Data shown —
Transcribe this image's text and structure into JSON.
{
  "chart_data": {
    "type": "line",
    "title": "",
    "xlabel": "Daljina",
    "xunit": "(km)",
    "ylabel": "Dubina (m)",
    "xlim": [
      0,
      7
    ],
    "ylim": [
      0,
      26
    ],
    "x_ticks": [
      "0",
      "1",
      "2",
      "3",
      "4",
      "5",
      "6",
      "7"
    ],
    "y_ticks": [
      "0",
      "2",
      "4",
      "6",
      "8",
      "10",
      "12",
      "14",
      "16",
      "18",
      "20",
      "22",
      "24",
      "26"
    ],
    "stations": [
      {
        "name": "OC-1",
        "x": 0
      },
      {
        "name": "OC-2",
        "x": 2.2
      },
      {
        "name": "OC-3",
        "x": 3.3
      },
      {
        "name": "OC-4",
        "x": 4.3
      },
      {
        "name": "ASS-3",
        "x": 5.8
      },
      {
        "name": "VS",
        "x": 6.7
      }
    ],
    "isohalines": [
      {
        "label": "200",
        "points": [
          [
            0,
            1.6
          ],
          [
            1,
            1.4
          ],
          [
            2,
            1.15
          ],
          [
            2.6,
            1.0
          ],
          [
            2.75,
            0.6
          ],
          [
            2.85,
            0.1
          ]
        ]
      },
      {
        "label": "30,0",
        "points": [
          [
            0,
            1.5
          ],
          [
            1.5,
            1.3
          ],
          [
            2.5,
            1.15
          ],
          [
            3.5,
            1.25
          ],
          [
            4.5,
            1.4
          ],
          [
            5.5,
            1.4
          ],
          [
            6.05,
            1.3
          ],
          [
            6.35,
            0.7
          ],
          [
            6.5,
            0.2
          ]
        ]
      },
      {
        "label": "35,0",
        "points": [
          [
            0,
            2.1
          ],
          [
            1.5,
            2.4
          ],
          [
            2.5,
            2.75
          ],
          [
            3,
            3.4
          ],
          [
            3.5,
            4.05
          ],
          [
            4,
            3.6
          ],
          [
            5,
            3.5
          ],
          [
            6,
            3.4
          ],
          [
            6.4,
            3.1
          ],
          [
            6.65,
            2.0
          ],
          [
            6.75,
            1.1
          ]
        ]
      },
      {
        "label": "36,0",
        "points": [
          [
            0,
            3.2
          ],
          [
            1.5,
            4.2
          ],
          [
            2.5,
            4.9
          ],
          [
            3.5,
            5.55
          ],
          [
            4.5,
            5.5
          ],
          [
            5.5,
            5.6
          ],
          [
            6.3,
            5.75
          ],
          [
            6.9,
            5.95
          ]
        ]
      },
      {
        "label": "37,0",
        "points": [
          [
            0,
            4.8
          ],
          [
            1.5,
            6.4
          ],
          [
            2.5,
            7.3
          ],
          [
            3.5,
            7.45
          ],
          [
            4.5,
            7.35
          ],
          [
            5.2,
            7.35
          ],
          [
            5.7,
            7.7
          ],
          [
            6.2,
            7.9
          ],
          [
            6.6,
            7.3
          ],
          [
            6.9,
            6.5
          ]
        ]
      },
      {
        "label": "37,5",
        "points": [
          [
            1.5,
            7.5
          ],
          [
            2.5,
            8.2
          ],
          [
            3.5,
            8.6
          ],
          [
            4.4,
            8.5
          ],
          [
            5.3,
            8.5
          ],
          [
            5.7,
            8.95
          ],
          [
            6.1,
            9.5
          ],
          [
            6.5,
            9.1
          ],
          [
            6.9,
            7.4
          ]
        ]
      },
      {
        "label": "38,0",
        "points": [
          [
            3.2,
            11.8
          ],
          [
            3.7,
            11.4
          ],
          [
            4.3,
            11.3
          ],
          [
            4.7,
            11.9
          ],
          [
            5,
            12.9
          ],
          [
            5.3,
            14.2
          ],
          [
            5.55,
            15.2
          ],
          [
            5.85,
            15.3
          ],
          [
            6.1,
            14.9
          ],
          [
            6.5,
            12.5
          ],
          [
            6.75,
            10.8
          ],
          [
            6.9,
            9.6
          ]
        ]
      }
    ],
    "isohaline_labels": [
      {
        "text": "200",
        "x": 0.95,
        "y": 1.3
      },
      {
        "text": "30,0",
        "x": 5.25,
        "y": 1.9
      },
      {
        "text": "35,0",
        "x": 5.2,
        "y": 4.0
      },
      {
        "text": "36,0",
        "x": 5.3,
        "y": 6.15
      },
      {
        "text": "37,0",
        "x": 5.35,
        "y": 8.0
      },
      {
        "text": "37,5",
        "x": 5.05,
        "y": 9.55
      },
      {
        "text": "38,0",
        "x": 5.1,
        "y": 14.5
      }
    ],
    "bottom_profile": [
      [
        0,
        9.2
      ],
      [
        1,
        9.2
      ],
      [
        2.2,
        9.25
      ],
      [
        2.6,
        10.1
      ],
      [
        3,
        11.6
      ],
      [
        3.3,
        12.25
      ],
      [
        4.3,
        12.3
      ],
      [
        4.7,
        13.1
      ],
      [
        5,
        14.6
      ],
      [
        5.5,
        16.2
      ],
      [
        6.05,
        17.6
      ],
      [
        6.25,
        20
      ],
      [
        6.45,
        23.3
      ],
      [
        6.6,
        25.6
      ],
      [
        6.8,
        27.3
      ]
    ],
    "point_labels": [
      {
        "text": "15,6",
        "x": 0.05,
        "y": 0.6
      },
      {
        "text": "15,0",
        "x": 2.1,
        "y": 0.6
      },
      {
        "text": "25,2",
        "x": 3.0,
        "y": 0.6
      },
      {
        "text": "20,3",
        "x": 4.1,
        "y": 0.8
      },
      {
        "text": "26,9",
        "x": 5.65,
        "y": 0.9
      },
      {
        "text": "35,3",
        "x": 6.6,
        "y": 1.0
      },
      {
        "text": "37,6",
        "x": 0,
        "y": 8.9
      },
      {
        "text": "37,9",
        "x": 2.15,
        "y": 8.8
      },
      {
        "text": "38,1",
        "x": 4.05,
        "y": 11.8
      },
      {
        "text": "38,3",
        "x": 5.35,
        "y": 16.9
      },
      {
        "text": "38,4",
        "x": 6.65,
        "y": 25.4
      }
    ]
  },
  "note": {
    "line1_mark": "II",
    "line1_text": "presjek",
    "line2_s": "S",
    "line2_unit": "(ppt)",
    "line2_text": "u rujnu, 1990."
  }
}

Work to complete — Extract every line above containing the word "name".

Completed task —
        "name": "OC-1",
        "name": "OC-2",
        "name": "OC-3",
        "name": "OC-4",
        "name": "ASS-3",
        "name": "VS",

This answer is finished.